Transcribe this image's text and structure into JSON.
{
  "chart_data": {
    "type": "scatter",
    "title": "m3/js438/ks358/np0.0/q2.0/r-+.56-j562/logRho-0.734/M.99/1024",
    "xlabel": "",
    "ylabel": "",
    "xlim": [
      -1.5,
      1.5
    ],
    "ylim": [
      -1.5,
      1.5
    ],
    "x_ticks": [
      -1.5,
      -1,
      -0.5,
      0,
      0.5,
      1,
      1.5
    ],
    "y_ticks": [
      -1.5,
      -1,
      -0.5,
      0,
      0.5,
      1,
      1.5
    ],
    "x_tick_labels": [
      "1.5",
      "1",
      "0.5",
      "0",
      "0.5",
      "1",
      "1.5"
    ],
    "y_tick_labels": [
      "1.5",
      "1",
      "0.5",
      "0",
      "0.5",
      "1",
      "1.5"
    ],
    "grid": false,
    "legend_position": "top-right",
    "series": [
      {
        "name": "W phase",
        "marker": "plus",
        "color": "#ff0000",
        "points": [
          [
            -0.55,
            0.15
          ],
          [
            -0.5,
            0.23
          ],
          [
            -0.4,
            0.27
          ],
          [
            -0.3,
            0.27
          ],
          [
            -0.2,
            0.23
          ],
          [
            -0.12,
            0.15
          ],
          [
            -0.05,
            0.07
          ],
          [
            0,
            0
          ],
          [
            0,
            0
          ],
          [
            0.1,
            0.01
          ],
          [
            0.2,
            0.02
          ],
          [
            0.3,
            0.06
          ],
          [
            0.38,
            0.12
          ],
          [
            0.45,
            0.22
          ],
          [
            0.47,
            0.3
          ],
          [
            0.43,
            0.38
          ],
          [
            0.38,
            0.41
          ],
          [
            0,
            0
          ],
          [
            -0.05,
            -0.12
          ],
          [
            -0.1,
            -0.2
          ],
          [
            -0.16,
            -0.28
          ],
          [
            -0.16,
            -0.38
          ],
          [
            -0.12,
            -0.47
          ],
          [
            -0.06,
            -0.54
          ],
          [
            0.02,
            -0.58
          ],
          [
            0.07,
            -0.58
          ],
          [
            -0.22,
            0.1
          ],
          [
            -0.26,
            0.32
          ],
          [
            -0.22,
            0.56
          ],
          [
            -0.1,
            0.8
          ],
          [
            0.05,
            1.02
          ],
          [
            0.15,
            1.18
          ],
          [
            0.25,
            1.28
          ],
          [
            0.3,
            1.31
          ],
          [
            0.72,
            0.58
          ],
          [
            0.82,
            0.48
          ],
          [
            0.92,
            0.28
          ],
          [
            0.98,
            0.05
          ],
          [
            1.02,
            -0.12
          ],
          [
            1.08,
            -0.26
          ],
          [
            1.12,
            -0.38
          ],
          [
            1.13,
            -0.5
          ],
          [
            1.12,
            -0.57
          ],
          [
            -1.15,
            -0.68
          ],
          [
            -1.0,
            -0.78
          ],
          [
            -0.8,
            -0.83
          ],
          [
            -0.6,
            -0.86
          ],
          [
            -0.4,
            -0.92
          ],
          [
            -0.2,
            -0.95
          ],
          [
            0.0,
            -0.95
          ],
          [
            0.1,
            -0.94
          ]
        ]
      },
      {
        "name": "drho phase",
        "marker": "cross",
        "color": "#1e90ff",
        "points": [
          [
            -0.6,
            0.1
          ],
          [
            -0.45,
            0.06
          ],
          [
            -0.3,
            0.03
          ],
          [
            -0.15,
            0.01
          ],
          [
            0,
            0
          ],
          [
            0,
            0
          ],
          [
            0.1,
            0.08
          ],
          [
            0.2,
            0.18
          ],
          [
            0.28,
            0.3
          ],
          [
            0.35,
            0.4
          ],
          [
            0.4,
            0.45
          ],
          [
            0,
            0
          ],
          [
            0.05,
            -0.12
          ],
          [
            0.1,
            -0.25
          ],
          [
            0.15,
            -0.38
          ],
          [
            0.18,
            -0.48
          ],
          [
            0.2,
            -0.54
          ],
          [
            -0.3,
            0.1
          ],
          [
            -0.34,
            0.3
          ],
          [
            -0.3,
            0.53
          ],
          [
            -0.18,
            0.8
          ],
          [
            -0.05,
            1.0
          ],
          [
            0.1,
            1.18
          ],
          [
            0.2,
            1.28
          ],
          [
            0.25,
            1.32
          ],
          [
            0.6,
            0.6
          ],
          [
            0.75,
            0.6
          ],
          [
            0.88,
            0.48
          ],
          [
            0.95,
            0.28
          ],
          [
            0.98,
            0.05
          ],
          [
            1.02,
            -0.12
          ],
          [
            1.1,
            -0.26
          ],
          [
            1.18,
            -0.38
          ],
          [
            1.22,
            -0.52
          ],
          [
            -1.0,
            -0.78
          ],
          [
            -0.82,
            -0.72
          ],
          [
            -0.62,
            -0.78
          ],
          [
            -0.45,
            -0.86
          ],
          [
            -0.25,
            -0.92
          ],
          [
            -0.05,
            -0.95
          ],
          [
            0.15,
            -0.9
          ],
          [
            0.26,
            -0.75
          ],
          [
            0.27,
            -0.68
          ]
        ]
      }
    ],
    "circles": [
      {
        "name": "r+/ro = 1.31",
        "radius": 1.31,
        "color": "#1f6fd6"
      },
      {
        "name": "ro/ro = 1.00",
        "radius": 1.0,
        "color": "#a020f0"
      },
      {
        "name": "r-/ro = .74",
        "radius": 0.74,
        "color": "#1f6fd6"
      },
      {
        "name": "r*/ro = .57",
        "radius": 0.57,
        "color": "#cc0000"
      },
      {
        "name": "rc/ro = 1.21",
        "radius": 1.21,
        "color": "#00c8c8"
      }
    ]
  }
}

○ ○ ○ ○ ○ ○ ○

_What the exercise asks_
Each of the records should be retyped exactly.

_Solution below_
Transcribe this image's text and structure into JSON.
{
  "chart_data": {
    "type": "scatter",
    "title": "m3/js438/ks358/np0.0/q2.0/r-+.56-j562/logRho-0.734/M.99/1024",
    "xlabel": "",
    "ylabel": "",
    "xlim": [
      -1.5,
      1.5
    ],
    "ylim": [
      -1.5,
      1.5
    ],
    "x_ticks": [
      -1.5,
      -1,
      -0.5,
      0,
      0.5,
      1,
      1.5
    ],
    "y_ticks": [
      -1.5,
      -1,
      -0.5,
      0,
      0.5,
      1,
      1.5
    ],
    "x_tick_labels": [
      "1.5",
      "1",
      "0.5",
      "0",
      "0.5",
      "1",
      "1.5"
    ],
    "y_tick_labels": [
      "1.5",
      "1",
      "0.5",
      "0",
      "0.5",
      "1",
      "1.5"
    ],
    "grid": false,
    "legend_position": "top-right",
    "series": [
      {
        "name": "W phase",
        "marker": "plus",
        "color": "#ff0000",
        "points": [
          [
            -0.55,
            0.15
          ],
          [
            -0.5,
            0.23
          ],
          [
            -0.4,
            0.27
          ],
          [
            -0.3,
            0.27
          ],
          [
            -0.2,
            0.23
          ],
          [
            -0.12,
            0.15
          ],
          [
            -0.05,
            0.07
          ],
          [
            0,
            0
          ],
          [
            0,
            0
          ],
          [
            0.1,
            0.01
          ],
          [
            0.2,
            0.02
          ],
          [
            0.3,
            0.06
          ],
          [
            0.38,
            0.12
          ],
          [
            0.45,
            0.22
          ],
          [
            0.47,
            0.3
          ],
          [
            0.43,
            0.38
          ],
          [
            0.38,
            0.41
          ],
          [
            0,
            0
          ],
          [
            -0.05,
            -0.12
          ],
          [
            -0.1,
            -0.2
          ],
          [
            -0.16,
            -0.28
          ],
          [
            -0.16,
            -0.38
          ],
          [
            -0.12,
            -0.47
          ],
          [
            -0.06,
            -0.54
          ],
          [
            0.02,
            -0.58
          ],
          [
            0.07,
            -0.58
          ],
          [
            -0.22,
            0.1
          ],
          [
            -0.26,
            0.32
          ],
          [
            -0.22,
            0.56
          ],
          [
            -0.1,
            0.8
          ],
          [
            0.05,
            1.02
          ],
          [
            0.15,
            1.18
          ],
          [
            0.25,
            1.28
          ],
          [
            0.3,
            1.31
          ],
          [
            0.72,
            0.58
          ],
          [
            0.82,
            0.48
          ],
          [
            0.92,
            0.28
          ],
          [
            0.98,
            0.05
          ],
          [
            1.02,
            -0.12
          ],
          [
            1.08,
            -0.26
          ],
          [
            1.12,
            -0.38
          ],
          [
            1.13,
            -0.5
          ],
          [
            1.12,
            -0.57
          ],
          [
            -1.15,
            -0.68
          ],
          [
            -1.0,
            -0.78
          ],
          [
            -0.8,
            -0.83
          ],
          [
            -0.6,
            -0.86
          ],
          [
            -0.4,
            -0.92
          ],
          [
            -0.2,
            -0.95
          ],
          [
            0.0,
            -0.95
          ],
          [
            0.1,
            -0.94
          ]
        ]
      },
      {
        "name": "drho phase",
        "marker": "cross",
        "color": "#1e90ff",
        "points": [
          [
            -0.6,
            0.1
          ],
          [
            -0.45,
            0.06
          ],
          [
            -0.3,
            0.03
          ],
          [
            -0.15,
            0.01
          ],
          [
            0,
            0
          ],
          [
            0,
            0
          ],
          [
            0.1,
            0.08
          ],
          [
            0.2,
            0.18
          ],
          [
            0.28,
            0.3
          ],
          [
            0.35,
            0.4
          ],
          [
            0.4,
            0.45
          ],
          [
            0,
            0
          ],
          [
            0.05,
            -0.12
          ],
          [
            0.1,
            -0.25
          ],
          [
            0.15,
            -0.38
          ],
          [
            0.18,
            -0.48
          ],
          [
            0.2,
            -0.54
          ],
          [
            -0.3,
            0.1
          ],
          [
            -0.34,
            0.3
          ],
          [
            -0.3,
            0.53
          ],
          [
            -0.18,
            0.8
          ],
          [
            -0.05,
            1.0
          ],
          [
            0.1,
            1.18
          ],
          [
            0.2,
            1.28
          ],
          [
            0.25,
            1.32
          ],
          [
            0.6,
            0.6
          ],
          [
            0.75,
            0.6
          ],
          [
            0.88,
            0.48
          ],
          [
            0.95,
            0.28
          ],
          [
            0.98,
            0.05
          ],
          [
            1.02,
            -0.12
          ],
          [
            1.1,
            -0.26
          ],
          [
            1.18,
            -0.38
          ],
          [
            1.22,
            -0.52
          ],
          [
            -1.0,
            -0.78
          ],
          [
            -0.82,
            -0.72
          ],
          [
            -0.62,
            -0.78
          ],
          [
            -0.45,
            -0.86
          ],
          [
            -0.25,
            -0.92
          ],
          [
            -0.05,
            -0.95
          ],
          [
            0.15,
            -0.9
          ],
          [
            0.26,
            -0.75
          ],
          [
            0.27,
            -0.68
          ]
        ]
      }
    ],
    "circles": [
      {
        "name": "r+/ro = 1.31",
        "radius": 1.31,
        "color": "#1f6fd6"
      },
      {
        "name": "ro/ro = 1.00",
        "radius": 1.0,
        "color": "#a020f0"
      },
      {
        "name": "r-/ro = .74",
        "radius": 0.74,
        "color": "#1f6fd6"
      },
      {
        "name": "r*/ro = .57",
        "radius": 0.57,
        "color": "#cc0000"
      },
      {
        "name": "rc/ro = 1.21",
        "radius": 1.21,
        "color": "#00c8c8"
      }
    ]
  }
}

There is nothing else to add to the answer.